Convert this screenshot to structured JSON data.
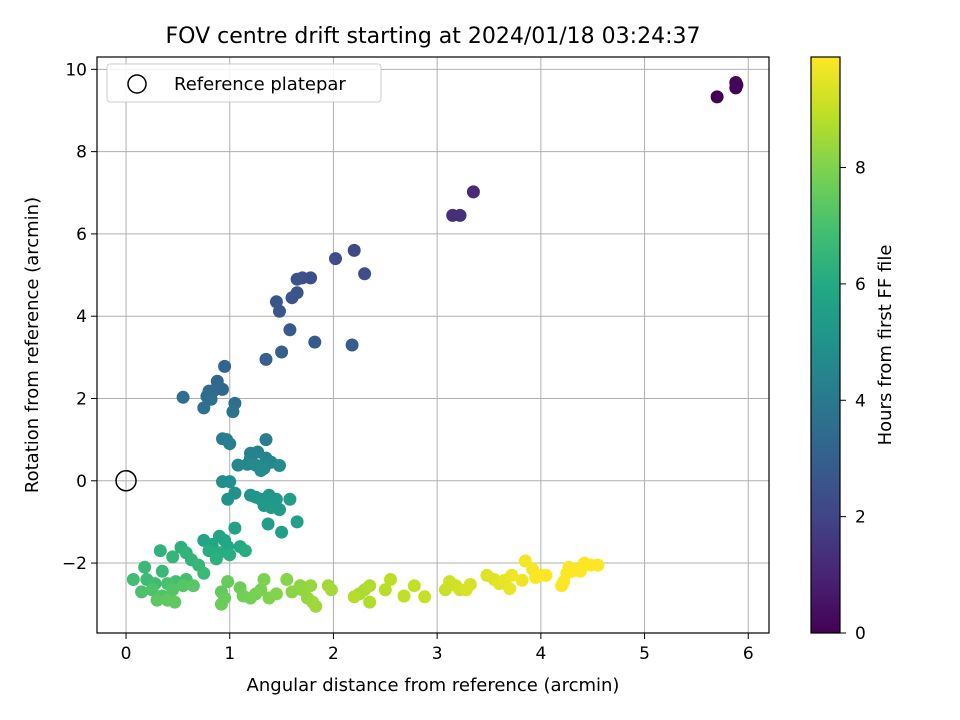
{
  "chart_data": {
    "type": "scatter",
    "title": "FOV centre drift starting at 2024/01/18 03:24:37",
    "xlabel": "Angular distance from reference (arcmin)",
    "ylabel": "Rotation from reference (arcmin)",
    "xlim": [
      -0.28,
      6.2
    ],
    "ylim": [
      -3.7,
      10.3
    ],
    "xticks": [
      0,
      1,
      2,
      3,
      4,
      5,
      6
    ],
    "yticks": [
      -2,
      0,
      2,
      4,
      6,
      8,
      10
    ],
    "grid": true,
    "legend": {
      "placement": "top-left",
      "entries": [
        "Reference platepar"
      ]
    },
    "reference": {
      "x": 0,
      "y": 0
    },
    "colorbar": {
      "label": "Hours from first FF file",
      "colormap": "viridis",
      "range": [
        0,
        9.9
      ],
      "ticks": [
        0,
        2,
        4,
        6,
        8
      ]
    },
    "points": [
      [
        5.7,
        9.33,
        0.0
      ],
      [
        5.88,
        9.55,
        0.05
      ],
      [
        5.89,
        9.62,
        0.1
      ],
      [
        5.88,
        9.68,
        0.15
      ],
      [
        3.35,
        7.02,
        1.2
      ],
      [
        3.15,
        6.45,
        1.3
      ],
      [
        3.22,
        6.45,
        1.35
      ],
      [
        2.2,
        5.6,
        2.2
      ],
      [
        2.02,
        5.4,
        2.3
      ],
      [
        2.3,
        5.03,
        2.35
      ],
      [
        1.78,
        4.93,
        2.4
      ],
      [
        1.7,
        4.93,
        2.45
      ],
      [
        1.65,
        4.9,
        2.5
      ],
      [
        1.65,
        4.57,
        2.55
      ],
      [
        1.6,
        4.45,
        2.6
      ],
      [
        1.45,
        4.35,
        2.65
      ],
      [
        1.48,
        4.12,
        2.7
      ],
      [
        1.58,
        3.67,
        2.8
      ],
      [
        1.82,
        3.37,
        2.85
      ],
      [
        2.18,
        3.3,
        2.9
      ],
      [
        1.5,
        3.13,
        3.0
      ],
      [
        1.35,
        2.95,
        3.05
      ],
      [
        0.95,
        2.78,
        3.2
      ],
      [
        0.88,
        2.42,
        3.3
      ],
      [
        0.93,
        2.22,
        3.35
      ],
      [
        0.85,
        2.2,
        3.4
      ],
      [
        0.8,
        2.18,
        3.45
      ],
      [
        0.78,
        2.05,
        3.5
      ],
      [
        0.55,
        2.03,
        3.55
      ],
      [
        0.82,
        1.98,
        3.6
      ],
      [
        1.05,
        1.88,
        3.65
      ],
      [
        0.75,
        1.77,
        3.7
      ],
      [
        1.03,
        1.68,
        3.75
      ],
      [
        0.93,
        1.02,
        4.1
      ],
      [
        0.97,
        1.0,
        4.15
      ],
      [
        1.0,
        0.9,
        4.2
      ],
      [
        1.35,
        1.0,
        4.25
      ],
      [
        1.2,
        0.67,
        4.3
      ],
      [
        1.27,
        0.7,
        4.35
      ],
      [
        1.2,
        0.55,
        4.4
      ],
      [
        1.35,
        0.55,
        4.45
      ],
      [
        1.4,
        0.45,
        4.5
      ],
      [
        1.08,
        0.38,
        4.55
      ],
      [
        1.17,
        0.4,
        4.6
      ],
      [
        1.25,
        0.38,
        4.65
      ],
      [
        1.33,
        0.3,
        4.7
      ],
      [
        1.3,
        0.25,
        4.75
      ],
      [
        1.48,
        0.37,
        4.8
      ],
      [
        0.93,
        -0.02,
        4.85
      ],
      [
        1.0,
        -0.02,
        4.9
      ],
      [
        1.05,
        -0.3,
        4.95
      ],
      [
        0.98,
        -0.45,
        5.0
      ],
      [
        1.2,
        -0.35,
        5.05
      ],
      [
        1.25,
        -0.4,
        5.1
      ],
      [
        1.3,
        -0.45,
        5.15
      ],
      [
        1.38,
        -0.35,
        5.2
      ],
      [
        1.45,
        -0.45,
        5.25
      ],
      [
        1.33,
        -0.6,
        5.3
      ],
      [
        1.4,
        -0.65,
        5.35
      ],
      [
        1.48,
        -0.7,
        5.4
      ],
      [
        1.58,
        -0.45,
        5.45
      ],
      [
        1.37,
        -1.05,
        5.5
      ],
      [
        1.5,
        -1.25,
        5.55
      ],
      [
        1.65,
        -1.0,
        5.6
      ],
      [
        1.05,
        -1.15,
        5.65
      ],
      [
        0.75,
        -1.45,
        5.75
      ],
      [
        0.9,
        -1.35,
        5.8
      ],
      [
        0.95,
        -1.45,
        5.85
      ],
      [
        0.83,
        -1.55,
        5.9
      ],
      [
        0.98,
        -1.6,
        5.95
      ],
      [
        1.1,
        -1.6,
        6.0
      ],
      [
        1.15,
        -1.7,
        6.05
      ],
      [
        0.8,
        -1.7,
        6.1
      ],
      [
        0.9,
        -1.75,
        6.15
      ],
      [
        1.0,
        -1.8,
        6.2
      ],
      [
        0.87,
        -1.9,
        6.25
      ],
      [
        0.53,
        -1.62,
        6.3
      ],
      [
        0.33,
        -1.7,
        6.35
      ],
      [
        0.58,
        -1.75,
        6.4
      ],
      [
        0.63,
        -1.92,
        6.45
      ],
      [
        0.45,
        -1.85,
        6.5
      ],
      [
        0.7,
        -2.05,
        6.55
      ],
      [
        0.35,
        -2.2,
        6.6
      ],
      [
        0.18,
        -2.1,
        6.65
      ],
      [
        0.75,
        -2.25,
        6.7
      ],
      [
        0.2,
        -2.4,
        6.75
      ],
      [
        0.07,
        -2.4,
        6.8
      ],
      [
        0.28,
        -2.5,
        6.85
      ],
      [
        0.48,
        -2.45,
        6.9
      ],
      [
        0.58,
        -2.4,
        6.95
      ],
      [
        0.4,
        -2.5,
        7.0
      ],
      [
        0.15,
        -2.7,
        7.05
      ],
      [
        0.25,
        -2.65,
        7.1
      ],
      [
        0.35,
        -2.8,
        7.15
      ],
      [
        0.45,
        -2.65,
        7.2
      ],
      [
        0.55,
        -2.55,
        7.25
      ],
      [
        0.65,
        -2.55,
        7.3
      ],
      [
        0.3,
        -2.9,
        7.35
      ],
      [
        0.4,
        -2.9,
        7.4
      ],
      [
        0.47,
        -2.95,
        7.45
      ],
      [
        0.92,
        -2.7,
        7.5
      ],
      [
        0.98,
        -2.45,
        7.55
      ],
      [
        0.95,
        -2.85,
        7.6
      ],
      [
        0.92,
        -3.0,
        7.65
      ],
      [
        1.1,
        -2.6,
        7.7
      ],
      [
        1.13,
        -2.8,
        7.75
      ],
      [
        1.2,
        -2.85,
        7.8
      ],
      [
        1.25,
        -2.75,
        7.85
      ],
      [
        1.3,
        -2.65,
        7.9
      ],
      [
        1.33,
        -2.4,
        7.95
      ],
      [
        1.38,
        -2.85,
        8.0
      ],
      [
        1.45,
        -2.75,
        8.05
      ],
      [
        1.55,
        -2.4,
        8.1
      ],
      [
        1.6,
        -2.7,
        8.15
      ],
      [
        1.68,
        -2.55,
        8.2
      ],
      [
        1.7,
        -2.65,
        8.25
      ],
      [
        1.75,
        -2.85,
        8.3
      ],
      [
        1.78,
        -2.55,
        8.35
      ],
      [
        1.8,
        -2.95,
        8.4
      ],
      [
        1.83,
        -3.05,
        8.45
      ],
      [
        1.95,
        -2.55,
        8.5
      ],
      [
        1.98,
        -2.65,
        8.55
      ],
      [
        2.25,
        -2.75,
        8.6
      ],
      [
        2.3,
        -2.65,
        8.65
      ],
      [
        2.35,
        -2.55,
        8.7
      ],
      [
        2.35,
        -2.95,
        8.75
      ],
      [
        2.2,
        -2.82,
        8.8
      ],
      [
        2.5,
        -2.65,
        8.85
      ],
      [
        2.55,
        -2.4,
        8.9
      ],
      [
        2.68,
        -2.8,
        8.95
      ],
      [
        2.78,
        -2.55,
        9.0
      ],
      [
        2.88,
        -2.82,
        9.05
      ],
      [
        3.08,
        -2.65,
        9.1
      ],
      [
        3.12,
        -2.45,
        9.15
      ],
      [
        3.18,
        -2.55,
        9.2
      ],
      [
        3.22,
        -2.65,
        9.25
      ],
      [
        3.32,
        -2.52,
        9.3
      ],
      [
        3.28,
        -2.65,
        9.35
      ],
      [
        3.48,
        -2.3,
        9.4
      ],
      [
        3.55,
        -2.4,
        9.45
      ],
      [
        3.6,
        -2.5,
        9.5
      ],
      [
        3.65,
        -2.42,
        9.55
      ],
      [
        3.7,
        -2.62,
        9.6
      ],
      [
        3.72,
        -2.3,
        9.65
      ],
      [
        3.82,
        -2.42,
        9.7
      ],
      [
        3.85,
        -1.95,
        9.75
      ],
      [
        3.92,
        -2.15,
        9.8
      ],
      [
        3.95,
        -2.35,
        9.85
      ],
      [
        4.0,
        -2.3,
        9.9
      ],
      [
        4.05,
        -2.3,
        9.9
      ],
      [
        4.2,
        -2.55,
        9.9
      ],
      [
        4.22,
        -2.45,
        9.9
      ],
      [
        4.25,
        -2.25,
        9.9
      ],
      [
        4.27,
        -2.1,
        9.9
      ],
      [
        4.3,
        -2.2,
        9.9
      ],
      [
        4.33,
        -2.15,
        9.9
      ],
      [
        4.38,
        -2.2,
        9.9
      ],
      [
        4.42,
        -2.0,
        9.9
      ],
      [
        4.48,
        -2.05,
        9.9
      ],
      [
        4.55,
        -2.05,
        9.9
      ]
    ]
  }
}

■ ■ ■ ■ ■

## WHAT THE TASK ASKS
Read through the entries and copy each line in which "arcmin" appears.

## SOLUTION TO THIS PROBLEM
    "xlabel": "Angular distance from reference (arcmin)",
    "ylabel": "Rotation from reference (arcmin)",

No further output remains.